■ Task directions
Every record should be written out exactly, please.

■ Data to process
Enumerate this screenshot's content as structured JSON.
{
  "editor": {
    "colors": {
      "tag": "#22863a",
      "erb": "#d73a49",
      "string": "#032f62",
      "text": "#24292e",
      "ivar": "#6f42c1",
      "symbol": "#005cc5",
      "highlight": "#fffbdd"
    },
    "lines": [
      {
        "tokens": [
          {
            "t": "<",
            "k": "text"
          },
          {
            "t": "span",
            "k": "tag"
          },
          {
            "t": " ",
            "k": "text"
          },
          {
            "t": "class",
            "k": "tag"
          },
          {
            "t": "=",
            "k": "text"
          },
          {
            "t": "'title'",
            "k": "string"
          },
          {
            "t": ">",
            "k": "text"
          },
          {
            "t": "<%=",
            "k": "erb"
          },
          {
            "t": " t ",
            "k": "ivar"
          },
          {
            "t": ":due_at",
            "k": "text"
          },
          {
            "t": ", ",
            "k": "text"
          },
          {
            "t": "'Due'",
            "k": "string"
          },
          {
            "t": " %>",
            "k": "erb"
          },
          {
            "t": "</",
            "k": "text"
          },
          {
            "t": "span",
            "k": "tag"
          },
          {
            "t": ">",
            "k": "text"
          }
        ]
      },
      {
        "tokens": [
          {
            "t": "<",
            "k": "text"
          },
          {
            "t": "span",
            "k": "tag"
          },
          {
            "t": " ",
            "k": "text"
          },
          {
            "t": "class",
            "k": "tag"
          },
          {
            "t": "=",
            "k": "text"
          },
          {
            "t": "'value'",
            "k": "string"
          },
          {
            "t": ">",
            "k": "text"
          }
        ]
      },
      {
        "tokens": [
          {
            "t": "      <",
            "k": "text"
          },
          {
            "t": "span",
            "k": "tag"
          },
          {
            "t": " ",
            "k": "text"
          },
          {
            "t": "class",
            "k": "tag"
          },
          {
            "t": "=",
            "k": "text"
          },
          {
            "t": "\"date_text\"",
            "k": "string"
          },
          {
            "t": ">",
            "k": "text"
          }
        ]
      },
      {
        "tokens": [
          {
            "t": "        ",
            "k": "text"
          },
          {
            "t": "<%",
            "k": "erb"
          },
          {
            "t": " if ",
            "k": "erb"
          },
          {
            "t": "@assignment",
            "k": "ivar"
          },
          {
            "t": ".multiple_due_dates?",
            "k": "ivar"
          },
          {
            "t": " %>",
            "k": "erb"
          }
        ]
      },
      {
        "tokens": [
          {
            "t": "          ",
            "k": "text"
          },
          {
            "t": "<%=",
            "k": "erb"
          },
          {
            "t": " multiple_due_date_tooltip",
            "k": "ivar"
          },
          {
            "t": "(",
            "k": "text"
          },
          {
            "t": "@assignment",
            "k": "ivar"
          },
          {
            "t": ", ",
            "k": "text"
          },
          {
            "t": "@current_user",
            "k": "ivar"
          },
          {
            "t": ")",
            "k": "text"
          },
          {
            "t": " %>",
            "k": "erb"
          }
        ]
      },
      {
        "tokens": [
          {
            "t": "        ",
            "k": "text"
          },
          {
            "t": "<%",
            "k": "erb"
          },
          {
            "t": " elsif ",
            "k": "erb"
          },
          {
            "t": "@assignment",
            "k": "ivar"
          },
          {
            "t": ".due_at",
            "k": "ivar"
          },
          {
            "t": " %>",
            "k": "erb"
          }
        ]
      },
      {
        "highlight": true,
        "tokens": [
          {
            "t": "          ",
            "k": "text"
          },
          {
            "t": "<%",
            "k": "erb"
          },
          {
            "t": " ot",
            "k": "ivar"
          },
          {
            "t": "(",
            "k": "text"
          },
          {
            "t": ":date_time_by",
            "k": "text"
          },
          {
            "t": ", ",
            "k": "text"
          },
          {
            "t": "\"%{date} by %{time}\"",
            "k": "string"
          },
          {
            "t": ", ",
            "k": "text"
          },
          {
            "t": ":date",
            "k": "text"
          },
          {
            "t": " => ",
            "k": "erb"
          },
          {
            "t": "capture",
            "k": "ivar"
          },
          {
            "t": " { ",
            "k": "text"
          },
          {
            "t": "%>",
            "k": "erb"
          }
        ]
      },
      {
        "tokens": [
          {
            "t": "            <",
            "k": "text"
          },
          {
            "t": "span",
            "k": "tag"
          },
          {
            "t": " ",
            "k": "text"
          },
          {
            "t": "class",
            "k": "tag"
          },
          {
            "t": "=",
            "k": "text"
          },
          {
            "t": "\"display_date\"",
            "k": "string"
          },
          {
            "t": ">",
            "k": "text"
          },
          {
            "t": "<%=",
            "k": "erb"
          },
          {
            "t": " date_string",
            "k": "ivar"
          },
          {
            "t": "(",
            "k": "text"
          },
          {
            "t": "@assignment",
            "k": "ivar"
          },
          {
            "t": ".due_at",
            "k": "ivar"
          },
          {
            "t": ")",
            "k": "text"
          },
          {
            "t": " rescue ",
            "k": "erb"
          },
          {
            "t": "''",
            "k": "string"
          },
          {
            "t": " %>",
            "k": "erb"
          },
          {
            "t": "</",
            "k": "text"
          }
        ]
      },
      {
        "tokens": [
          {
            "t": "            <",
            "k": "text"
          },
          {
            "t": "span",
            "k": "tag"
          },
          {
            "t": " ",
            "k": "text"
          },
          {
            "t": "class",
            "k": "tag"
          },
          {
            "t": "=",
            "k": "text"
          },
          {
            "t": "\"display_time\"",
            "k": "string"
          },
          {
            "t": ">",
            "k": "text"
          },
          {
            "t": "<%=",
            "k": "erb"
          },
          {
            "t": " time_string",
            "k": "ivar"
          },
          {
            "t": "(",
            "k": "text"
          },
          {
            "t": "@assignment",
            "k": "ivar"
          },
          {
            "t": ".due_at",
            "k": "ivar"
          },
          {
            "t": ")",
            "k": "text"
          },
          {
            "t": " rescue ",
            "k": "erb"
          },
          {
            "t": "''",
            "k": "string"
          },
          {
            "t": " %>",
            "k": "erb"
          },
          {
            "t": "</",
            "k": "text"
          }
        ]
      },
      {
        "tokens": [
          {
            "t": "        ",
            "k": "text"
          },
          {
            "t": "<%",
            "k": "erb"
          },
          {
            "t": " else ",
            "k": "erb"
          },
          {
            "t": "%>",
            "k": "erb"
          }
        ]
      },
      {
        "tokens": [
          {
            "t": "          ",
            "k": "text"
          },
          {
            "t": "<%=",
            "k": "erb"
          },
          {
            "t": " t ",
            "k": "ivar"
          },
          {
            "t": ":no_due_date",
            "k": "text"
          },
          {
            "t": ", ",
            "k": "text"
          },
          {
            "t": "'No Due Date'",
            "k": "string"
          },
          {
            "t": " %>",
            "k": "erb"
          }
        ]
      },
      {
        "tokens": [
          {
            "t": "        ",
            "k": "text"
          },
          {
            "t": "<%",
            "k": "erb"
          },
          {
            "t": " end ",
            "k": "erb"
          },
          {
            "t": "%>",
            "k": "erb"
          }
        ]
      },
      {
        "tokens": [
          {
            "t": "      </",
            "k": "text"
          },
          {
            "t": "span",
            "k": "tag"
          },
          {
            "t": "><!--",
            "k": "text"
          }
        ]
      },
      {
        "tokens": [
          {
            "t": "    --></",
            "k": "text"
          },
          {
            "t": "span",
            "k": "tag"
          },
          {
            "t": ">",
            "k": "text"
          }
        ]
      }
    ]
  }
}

■ The response
Enumerate this screenshot's content as structured JSON.
{
  "editor": {
    "colors": {
      "tag": "#22863a",
      "erb": "#d73a49",
      "string": "#032f62",
      "text": "#24292e",
      "ivar": "#6f42c1",
      "symbol": "#005cc5",
      "highlight": "#fffbdd"
    },
    "lines": [
      {
        "tokens": [
          {
            "t": "<",
            "k": "text"
          },
          {
            "t": "span",
            "k": "tag"
          },
          {
            "t": " ",
            "k": "text"
          },
          {
            "t": "class",
            "k": "tag"
          },
          {
            "t": "=",
            "k": "text"
          },
          {
            "t": "'title'",
            "k": "string"
          },
          {
            "t": ">",
            "k": "text"
          },
          {
            "t": "<%=",
            "k": "erb"
          },
          {
            "t": " t ",
            "k": "ivar"
          },
          {
            "t": ":due_at",
            "k": "text"
          },
          {
            "t": ", ",
            "k": "text"
          },
          {
            "t": "'Due'",
            "k": "string"
          },
          {
            "t": " %>",
            "k": "erb"
          },
          {
            "t": "</",
            "k": "text"
          },
          {
            "t": "span",
            "k": "tag"
          },
          {
            "t": ">",
            "k": "text"
          }
        ]
      },
      {
        "tokens": [
          {
            "t": "<",
            "k": "text"
          },
          {
            "t": "span",
            "k": "tag"
          },
          {
            "t": " ",
            "k": "text"
          },
          {
            "t": "class",
            "k": "tag"
          },
          {
            "t": "=",
            "k": "text"
          },
          {
            "t": "'value'",
            "k": "string"
          },
          {
            "t": ">",
            "k": "text"
          }
        ]
      },
      {
        "tokens": [
          {
            "t": "      <",
            "k": "text"
          },
          {
            "t": "span",
            "k": "tag"
          },
          {
            "t": " ",
            "k": "text"
          },
          {
            "t": "class",
            "k": "tag"
          },
          {
            "t": "=",
            "k": "text"
          },
          {
            "t": "\"date_text\"",
            "k": "string"
          },
          {
            "t": ">",
            "k": "text"
          }
        ]
      },
      {
        "tokens": [
          {
            "t": "        ",
            "k": "text"
          },
          {
            "t": "<%",
            "k": "erb"
          },
          {
            "t": " if ",
            "k": "erb"
          },
          {
            "t": "@assignment",
            "k": "ivar"
          },
          {
            "t": ".multiple_due_dates?",
            "k": "ivar"
          },
          {
            "t": " %>",
            "k": "erb"
          }
        ]
      },
      {
        "tokens": [
          {
            "t": "          ",
            "k": "text"
          },
          {
            "t": "<%=",
            "k": "erb"
          },
          {
            "t": " multiple_due_date_tooltip",
            "k": "ivar"
          },
          {
            "t": "(",
            "k": "text"
          },
          {
            "t": "@assignment",
            "k": "ivar"
          },
          {
            "t": ", ",
            "k": "text"
          },
          {
            "t": "@current_user",
            "k": "ivar"
          },
          {
            "t": ")",
            "k": "text"
          },
          {
            "t": " %>",
            "k": "erb"
          }
        ]
      },
      {
        "tokens": [
          {
            "t": "        ",
            "k": "text"
          },
          {
            "t": "<%",
            "k": "erb"
          },
          {
            "t": " elsif ",
            "k": "erb"
          },
          {
            "t": "@assignment",
            "k": "ivar"
          },
          {
            "t": ".due_at",
            "k": "ivar"
          },
          {
            "t": " %>",
            "k": "erb"
          }
        ]
      },
      {
        "highlight": true,
        "tokens": [
          {
            "t": "          ",
            "k": "text"
          },
          {
            "t": "<%",
            "k": "erb"
          },
          {
            "t": " ot",
            "k": "ivar"
          },
          {
            "t": "(",
            "k": "text"
          },
          {
            "t": ":date_time_by",
            "k": "text"
          },
          {
            "t": ", ",
            "k": "text"
          },
          {
            "t": "\"%{date} by %{time}\"",
            "k": "string"
          },
          {
            "t": ", ",
            "k": "text"
          },
          {
            "t": ":date",
            "k": "text"
          },
          {
            "t": " => ",
            "k": "erb"
          },
          {
            "t": "capture",
            "k": "ivar"
          },
          {
            "t": " { ",
            "k": "text"
          },
          {
            "t": "%>",
            "k": "erb"
          }
        ]
      },
      {
        "tokens": [
          {
            "t": "            <",
            "k": "text"
          },
          {
            "t": "span",
            "k": "tag"
          },
          {
            "t": " ",
            "k": "text"
          },
          {
            "t": "class",
            "k": "tag"
          },
          {
            "t": "=",
            "k": "text"
          },
          {
            "t": "\"display_date\"",
            "k": "string"
          },
          {
            "t": ">",
            "k": "text"
          },
          {
            "t": "<%=",
            "k": "erb"
          },
          {
            "t": " date_string",
            "k": "ivar"
          },
          {
            "t": "(",
            "k": "text"
          },
          {
            "t": "@assignment",
            "k": "ivar"
          },
          {
            "t": ".due_at",
            "k": "ivar"
          },
          {
            "t": ")",
            "k": "text"
          },
          {
            "t": " rescue ",
            "k": "erb"
          },
          {
            "t": "''",
            "k": "string"
          },
          {
            "t": " %>",
            "k": "erb"
          },
          {
            "t": "</",
            "k": "text"
          }
        ]
      },
      {
        "tokens": [
          {
            "t": "            <",
            "k": "text"
          },
          {
            "t": "span",
            "k": "tag"
          },
          {
            "t": " ",
            "k": "text"
          },
          {
            "t": "class",
            "k": "tag"
          },
          {
            "t": "=",
            "k": "text"
          },
          {
            "t": "\"display_time\"",
            "k": "string"
          },
          {
            "t": ">",
            "k": "text"
          },
          {
            "t": "<%=",
            "k": "erb"
          },
          {
            "t": " time_string",
            "k": "ivar"
          },
          {
            "t": "(",
            "k": "text"
          },
          {
            "t": "@assignment",
            "k": "ivar"
          },
          {
            "t": ".due_at",
            "k": "ivar"
          },
          {
            "t": ")",
            "k": "text"
          },
          {
            "t": " rescue ",
            "k": "erb"
          },
          {
            "t": "''",
            "k": "string"
          },
          {
            "t": " %>",
            "k": "erb"
          },
          {
            "t": "</",
            "k": "text"
          }
        ]
      },
      {
        "tokens": [
          {
            "t": "        ",
            "k": "text"
          },
          {
            "t": "<%",
            "k": "erb"
          },
          {
            "t": " else ",
            "k": "erb"
          },
          {
            "t": "%>",
            "k": "erb"
          }
        ]
      },
      {
        "tokens": [
          {
            "t": "          ",
            "k": "text"
          },
          {
            "t": "<%=",
            "k": "erb"
          },
          {
            "t": " t ",
            "k": "ivar"
          },
          {
            "t": ":no_due_date",
            "k": "text"
          },
          {
            "t": ", ",
            "k": "text"
          },
          {
            "t": "'No Due Date'",
            "k": "string"
          },
          {
            "t": " %>",
            "k": "erb"
          }
        ]
      },
      {
        "tokens": [
          {
            "t": "        ",
            "k": "text"
          },
          {
            "t": "<%",
            "k": "erb"
          },
          {
            "t": " end ",
            "k": "erb"
          },
          {
            "t": "%>",
            "k": "erb"
          }
        ]
      },
      {
        "tokens": [
          {
            "t": "      </",
            "k": "text"
          },
          {
            "t": "span",
            "k": "tag"
          },
          {
            "t": "><!--",
            "k": "text"
          }
        ]
      },
      {
        "tokens": [
          {
            "t": "    --></",
            "k": "text"
          },
          {
            "t": "span",
            "k": "tag"
          },
          {
            "t": ">",
            "k": "text"
          }
        ]
      }
    ]
  }
}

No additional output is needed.